**DESCRIPTION OF THE TASK**
Give an exact copy of every line, leaving images out.

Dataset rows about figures
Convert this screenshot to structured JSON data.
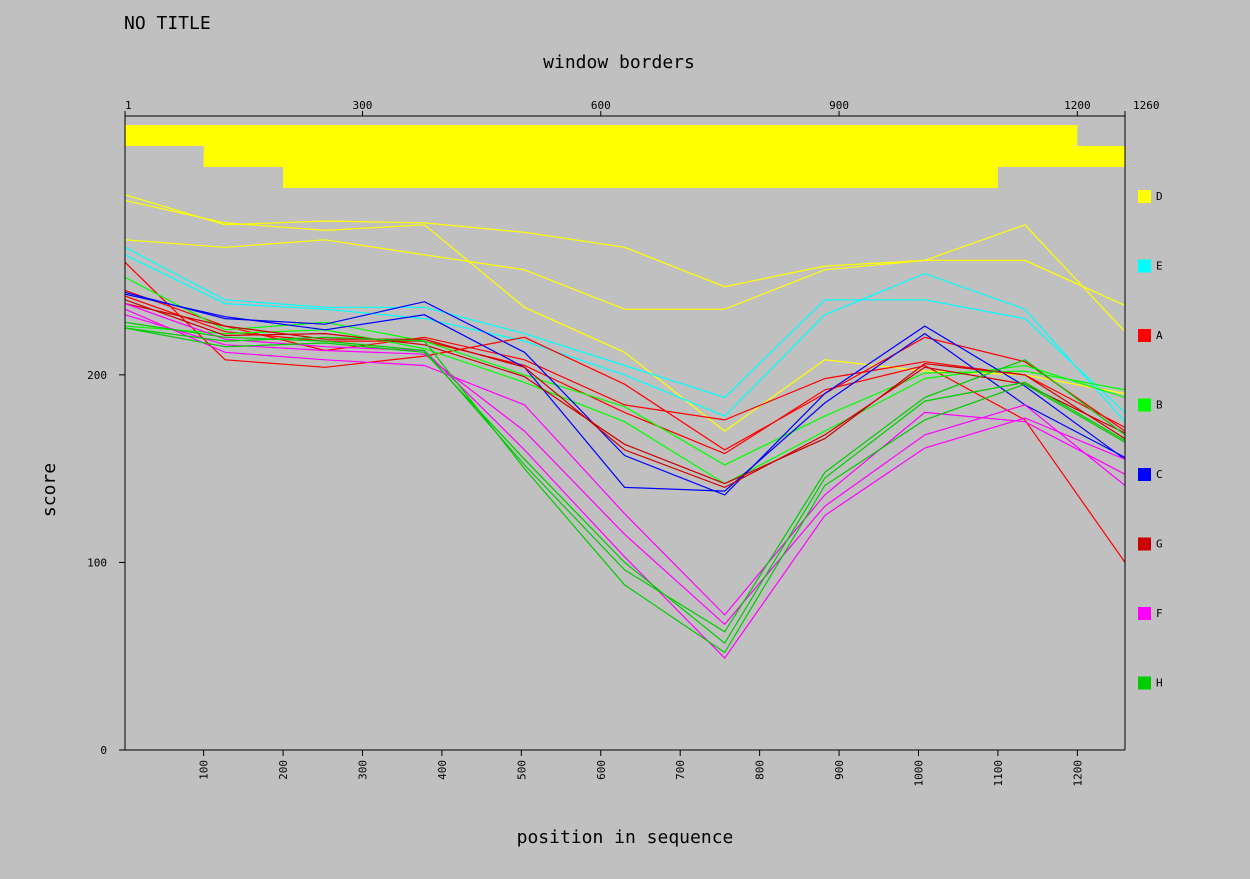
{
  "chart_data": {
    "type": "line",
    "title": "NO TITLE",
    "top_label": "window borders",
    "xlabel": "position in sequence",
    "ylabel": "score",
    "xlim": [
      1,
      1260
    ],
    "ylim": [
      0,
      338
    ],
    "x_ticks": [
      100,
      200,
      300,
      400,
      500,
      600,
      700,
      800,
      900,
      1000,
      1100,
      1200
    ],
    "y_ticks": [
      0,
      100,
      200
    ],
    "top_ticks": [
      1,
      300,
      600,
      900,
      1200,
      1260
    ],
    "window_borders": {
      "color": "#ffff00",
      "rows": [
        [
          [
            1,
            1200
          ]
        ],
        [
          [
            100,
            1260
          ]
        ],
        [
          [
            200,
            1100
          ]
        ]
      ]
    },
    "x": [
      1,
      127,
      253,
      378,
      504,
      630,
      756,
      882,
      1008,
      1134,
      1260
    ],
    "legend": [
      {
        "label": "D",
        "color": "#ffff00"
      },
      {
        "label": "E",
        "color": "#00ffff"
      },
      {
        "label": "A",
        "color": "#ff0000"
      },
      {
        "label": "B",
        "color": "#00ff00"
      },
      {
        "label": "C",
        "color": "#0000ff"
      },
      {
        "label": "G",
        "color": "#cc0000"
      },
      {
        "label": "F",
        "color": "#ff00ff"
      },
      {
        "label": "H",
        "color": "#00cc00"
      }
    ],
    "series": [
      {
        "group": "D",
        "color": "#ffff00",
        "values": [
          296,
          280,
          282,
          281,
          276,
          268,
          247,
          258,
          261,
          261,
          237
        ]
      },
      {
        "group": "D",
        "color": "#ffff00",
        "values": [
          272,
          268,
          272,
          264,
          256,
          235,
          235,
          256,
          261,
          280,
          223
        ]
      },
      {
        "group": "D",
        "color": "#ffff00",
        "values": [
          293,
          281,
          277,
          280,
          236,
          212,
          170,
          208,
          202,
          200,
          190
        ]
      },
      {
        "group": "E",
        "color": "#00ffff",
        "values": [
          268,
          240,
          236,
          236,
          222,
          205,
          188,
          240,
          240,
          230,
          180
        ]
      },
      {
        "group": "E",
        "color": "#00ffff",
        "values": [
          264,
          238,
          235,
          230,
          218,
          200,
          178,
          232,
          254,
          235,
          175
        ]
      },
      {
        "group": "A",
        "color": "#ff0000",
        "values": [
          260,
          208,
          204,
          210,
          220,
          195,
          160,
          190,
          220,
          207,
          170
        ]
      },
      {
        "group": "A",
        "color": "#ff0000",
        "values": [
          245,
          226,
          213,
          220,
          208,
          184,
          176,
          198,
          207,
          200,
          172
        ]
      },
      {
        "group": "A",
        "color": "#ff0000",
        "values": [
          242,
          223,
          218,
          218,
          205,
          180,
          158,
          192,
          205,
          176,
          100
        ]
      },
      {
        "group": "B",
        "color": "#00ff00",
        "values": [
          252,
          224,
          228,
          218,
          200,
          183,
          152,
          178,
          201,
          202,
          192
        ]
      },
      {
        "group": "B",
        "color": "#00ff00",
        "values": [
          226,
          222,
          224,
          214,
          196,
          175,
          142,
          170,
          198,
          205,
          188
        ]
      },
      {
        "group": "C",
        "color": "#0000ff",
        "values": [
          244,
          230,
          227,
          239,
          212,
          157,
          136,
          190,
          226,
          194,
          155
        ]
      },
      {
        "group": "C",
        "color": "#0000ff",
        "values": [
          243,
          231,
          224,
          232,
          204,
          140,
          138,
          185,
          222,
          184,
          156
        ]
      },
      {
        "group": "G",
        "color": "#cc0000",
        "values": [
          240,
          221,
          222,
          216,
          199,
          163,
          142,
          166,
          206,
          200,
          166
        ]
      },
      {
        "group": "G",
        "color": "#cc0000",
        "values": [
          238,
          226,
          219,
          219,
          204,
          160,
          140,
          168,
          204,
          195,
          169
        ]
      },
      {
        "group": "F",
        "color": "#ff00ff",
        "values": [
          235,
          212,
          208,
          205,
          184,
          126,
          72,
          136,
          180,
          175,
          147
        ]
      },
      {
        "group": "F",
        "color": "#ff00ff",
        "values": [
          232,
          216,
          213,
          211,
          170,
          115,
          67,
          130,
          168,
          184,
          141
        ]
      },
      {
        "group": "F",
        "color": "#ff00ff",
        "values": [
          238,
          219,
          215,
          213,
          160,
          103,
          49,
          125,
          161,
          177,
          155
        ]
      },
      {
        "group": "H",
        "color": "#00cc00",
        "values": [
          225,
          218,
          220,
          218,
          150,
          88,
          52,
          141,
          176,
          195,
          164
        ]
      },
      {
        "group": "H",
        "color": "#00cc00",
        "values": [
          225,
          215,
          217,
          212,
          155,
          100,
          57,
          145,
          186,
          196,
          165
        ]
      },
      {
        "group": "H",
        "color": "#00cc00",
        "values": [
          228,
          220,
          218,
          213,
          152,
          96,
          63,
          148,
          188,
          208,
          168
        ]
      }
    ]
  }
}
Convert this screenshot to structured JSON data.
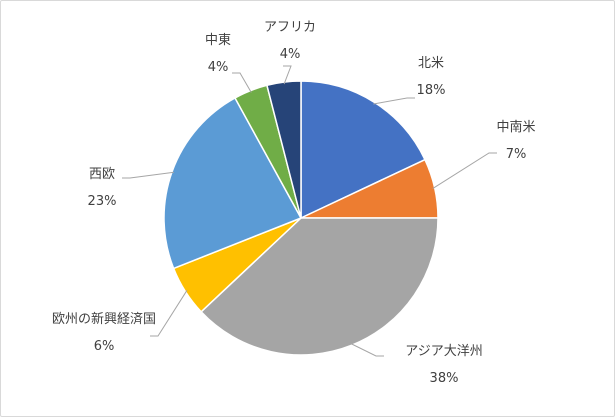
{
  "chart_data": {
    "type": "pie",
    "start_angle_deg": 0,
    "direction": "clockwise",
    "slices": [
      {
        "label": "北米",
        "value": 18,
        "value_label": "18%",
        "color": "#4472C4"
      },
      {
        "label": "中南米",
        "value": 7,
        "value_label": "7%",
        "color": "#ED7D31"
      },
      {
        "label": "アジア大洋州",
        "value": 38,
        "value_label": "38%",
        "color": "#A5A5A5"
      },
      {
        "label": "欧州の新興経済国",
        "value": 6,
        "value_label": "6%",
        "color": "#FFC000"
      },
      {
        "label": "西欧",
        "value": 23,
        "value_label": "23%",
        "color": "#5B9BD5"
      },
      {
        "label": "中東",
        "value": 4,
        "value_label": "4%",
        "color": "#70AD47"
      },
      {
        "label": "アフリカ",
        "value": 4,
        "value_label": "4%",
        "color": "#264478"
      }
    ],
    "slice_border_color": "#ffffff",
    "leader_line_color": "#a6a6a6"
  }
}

**THE SOLUTION**
Convert this screenshot to structured JSON data.
{
  "chart_data": {
    "type": "line",
    "title": "NO TITLE",
    "top_label": "window borders",
    "xlabel": "position in sequence",
    "ylabel": "score",
    "xlim": [
      1,
      1260
    ],
    "ylim": [
      0,
      338
    ],
    "x_ticks": [
      100,
      200,
      300,
      400,
      500,
      600,
      700,
      800,
      900,
      1000,
      1100,
      1200
    ],
    "y_ticks": [
      0,
      100,
      200
    ],
    "top_ticks": [
      1,
      300,
      600,
      900,
      1200,
      1260
    ],
    "window_borders": {
      "color": "#ffff00",
      "rows": [
        [
          [
            1,
            1200
          ]
        ],
        [
          [
            100,
            1260
          ]
        ],
        [
          [
            200,
            1100
          ]
        ]
      ]
    },
    "x": [
      1,
      127,
      253,
      378,
      504,
      630,
      756,
      882,
      1008,
      1134,
      1260
    ],
    "legend": [
      {
        "label": "D",
        "color": "#ffff00"
      },
      {
        "label": "E",
        "color": "#00ffff"
      },
      {
        "label": "A",
        "color": "#ff0000"
      },
      {
        "label": "B",
        "color": "#00ff00"
      },
      {
        "label": "C",
        "color": "#0000ff"
      },
      {
        "label": "G",
        "color": "#cc0000"
      },
      {
        "label": "F",
        "color": "#ff00ff"
      },
      {
        "label": "H",
        "color": "#00cc00"
      }
    ],
    "series": [
      {
        "group": "D",
        "color": "#ffff00",
        "values": [
          296,
          280,
          282,
          281,
          276,
          268,
          247,
          258,
          261,
          261,
          237
        ]
      },
      {
        "group": "D",
        "color": "#ffff00",
        "values": [
          272,
          268,
          272,
          264,
          256,
          235,
          235,
          256,
          261,
          280,
          223
        ]
      },
      {
        "group": "D",
        "color": "#ffff00",
        "values": [
          293,
          281,
          277,
          280,
          236,
          212,
          170,
          208,
          202,
          200,
          190
        ]
      },
      {
        "group": "E",
        "color": "#00ffff",
        "values": [
          268,
          240,
          236,
          236,
          222,
          205,
          188,
          240,
          240,
          230,
          180
        ]
      },
      {
        "group": "E",
        "color": "#00ffff",
        "values": [
          264,
          238,
          235,
          230,
          218,
          200,
          178,
          232,
          254,
          235,
          175
        ]
      },
      {
        "group": "A",
        "color": "#ff0000",
        "values": [
          260,
          208,
          204,
          210,
          220,
          195,
          160,
          190,
          220,
          207,
          170
        ]
      },
      {
        "group": "A",
        "color": "#ff0000",
        "values": [
          245,
          226,
          213,
          220,
          208,
          184,
          176,
          198,
          207,
          200,
          172
        ]
      },
      {
        "group": "A",
        "color": "#ff0000",
        "values": [
          242,
          223,
          218,
          218,
          205,
          180,
          158,
          192,
          205,
          176,
          100
        ]
      },
      {
        "group": "B",
        "color": "#00ff00",
        "values": [
          252,
          224,
          228,
          218,
          200,
          183,
          152,
          178,
          201,
          202,
          192
        ]
      },
      {
        "group": "B",
        "color": "#00ff00",
        "values": [
          226,
          222,
          224,
          214,
          196,
          175,
          142,
          170,
          198,
          205,
          188
        ]
      },
      {
        "group": "C",
        "color": "#0000ff",
        "values": [
          244,
          230,
          227,
          239,
          212,
          157,
          136,
          190,
          226,
          194,
          155
        ]
      },
      {
        "group": "C",
        "color": "#0000ff",
        "values": [
          243,
          231,
          224,
          232,
          204,
          140,
          138,
          185,
          222,
          184,
          156
        ]
      },
      {
        "group": "G",
        "color": "#cc0000",
        "values": [
          240,
          221,
          222,
          216,
          199,
          163,
          142,
          166,
          206,
          200,
          166
        ]
      },
      {
        "group": "G",
        "color": "#cc0000",
        "values": [
          238,
          226,
          219,
          219,
          204,
          160,
          140,
          168,
          204,
          195,
          169
        ]
      },
      {
        "group": "F",
        "color": "#ff00ff",
        "values": [
          235,
          212,
          208,
          205,
          184,
          126,
          72,
          136,
          180,
          175,
          147
        ]
      },
      {
        "group": "F",
        "color": "#ff00ff",
        "values": [
          232,
          216,
          213,
          211,
          170,
          115,
          67,
          130,
          168,
          184,
          141
        ]
      },
      {
        "group": "F",
        "color": "#ff00ff",
        "values": [
          238,
          219,
          215,
          213,
          160,
          103,
          49,
          125,
          161,
          177,
          155
        ]
      },
      {
        "group": "H",
        "color": "#00cc00",
        "values": [
          225,
          218,
          220,
          218,
          150,
          88,
          52,
          141,
          176,
          195,
          164
        ]
      },
      {
        "group": "H",
        "color": "#00cc00",
        "values": [
          225,
          215,
          217,
          212,
          155,
          100,
          57,
          145,
          186,
          196,
          165
        ]
      },
      {
        "group": "H",
        "color": "#00cc00",
        "values": [
          228,
          220,
          218,
          213,
          152,
          96,
          63,
          148,
          188,
          208,
          168
        ]
      }
    ]
  }
}
Convert this screenshot to structured JSON data.
{
  "chart_data": {
    "type": "pie",
    "start_angle_deg": 0,
    "direction": "clockwise",
    "slices": [
      {
        "label": "北米",
        "value": 18,
        "value_label": "18%",
        "color": "#4472C4"
      },
      {
        "label": "中南米",
        "value": 7,
        "value_label": "7%",
        "color": "#ED7D31"
      },
      {
        "label": "アジア大洋州",
        "value": 38,
        "value_label": "38%",
        "color": "#A5A5A5"
      },
      {
        "label": "欧州の新興経済国",
        "value": 6,
        "value_label": "6%",
        "color": "#FFC000"
      },
      {
        "label": "西欧",
        "value": 23,
        "value_label": "23%",
        "color": "#5B9BD5"
      },
      {
        "label": "中東",
        "value": 4,
        "value_label": "4%",
        "color": "#70AD47"
      },
      {
        "label": "アフリカ",
        "value": 4,
        "value_label": "4%",
        "color": "#264478"
      }
    ],
    "slice_border_color": "#ffffff",
    "leader_line_color": "#a6a6a6"
  }
}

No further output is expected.